#### Work to do:
Which lines include the word "title"? Copy each of them.

#### Stored data:

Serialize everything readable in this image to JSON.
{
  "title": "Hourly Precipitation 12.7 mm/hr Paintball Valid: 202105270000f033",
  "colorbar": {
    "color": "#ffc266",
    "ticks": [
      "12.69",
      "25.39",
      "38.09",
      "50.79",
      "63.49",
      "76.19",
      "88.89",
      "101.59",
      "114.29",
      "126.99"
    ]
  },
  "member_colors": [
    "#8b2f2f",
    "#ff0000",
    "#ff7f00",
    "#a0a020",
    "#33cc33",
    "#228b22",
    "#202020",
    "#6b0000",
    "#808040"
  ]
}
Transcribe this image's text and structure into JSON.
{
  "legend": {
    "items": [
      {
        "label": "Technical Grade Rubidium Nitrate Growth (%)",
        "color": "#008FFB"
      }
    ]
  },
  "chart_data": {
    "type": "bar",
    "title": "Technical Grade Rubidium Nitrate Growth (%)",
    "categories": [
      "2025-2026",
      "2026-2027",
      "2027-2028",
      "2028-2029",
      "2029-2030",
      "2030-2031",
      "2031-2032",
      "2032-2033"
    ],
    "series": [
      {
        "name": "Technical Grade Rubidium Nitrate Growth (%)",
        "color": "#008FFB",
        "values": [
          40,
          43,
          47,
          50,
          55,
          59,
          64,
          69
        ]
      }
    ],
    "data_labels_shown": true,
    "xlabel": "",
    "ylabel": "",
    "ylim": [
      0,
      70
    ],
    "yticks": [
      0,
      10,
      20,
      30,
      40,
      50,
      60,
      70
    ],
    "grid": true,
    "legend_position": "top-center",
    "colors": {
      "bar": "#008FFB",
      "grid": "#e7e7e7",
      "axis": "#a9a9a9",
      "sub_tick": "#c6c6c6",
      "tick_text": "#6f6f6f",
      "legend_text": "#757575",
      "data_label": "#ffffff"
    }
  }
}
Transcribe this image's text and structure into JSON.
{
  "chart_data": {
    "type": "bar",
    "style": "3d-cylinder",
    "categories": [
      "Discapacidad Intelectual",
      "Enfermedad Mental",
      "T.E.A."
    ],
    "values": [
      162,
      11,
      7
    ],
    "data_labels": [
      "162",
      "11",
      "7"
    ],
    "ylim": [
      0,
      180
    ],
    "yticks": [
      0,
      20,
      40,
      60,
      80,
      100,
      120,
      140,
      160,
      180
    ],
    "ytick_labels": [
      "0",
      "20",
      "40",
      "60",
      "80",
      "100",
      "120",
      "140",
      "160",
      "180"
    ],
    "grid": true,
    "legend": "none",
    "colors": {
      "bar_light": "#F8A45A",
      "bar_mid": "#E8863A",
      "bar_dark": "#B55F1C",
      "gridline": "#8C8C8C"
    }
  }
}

#### Solved exercise:
  "title": "Hourly Precipitation 12.7 mm/hr Paintball Valid: 202105270000f033",
    "title": "Technical Grade Rubidium Nitrate Growth (%)",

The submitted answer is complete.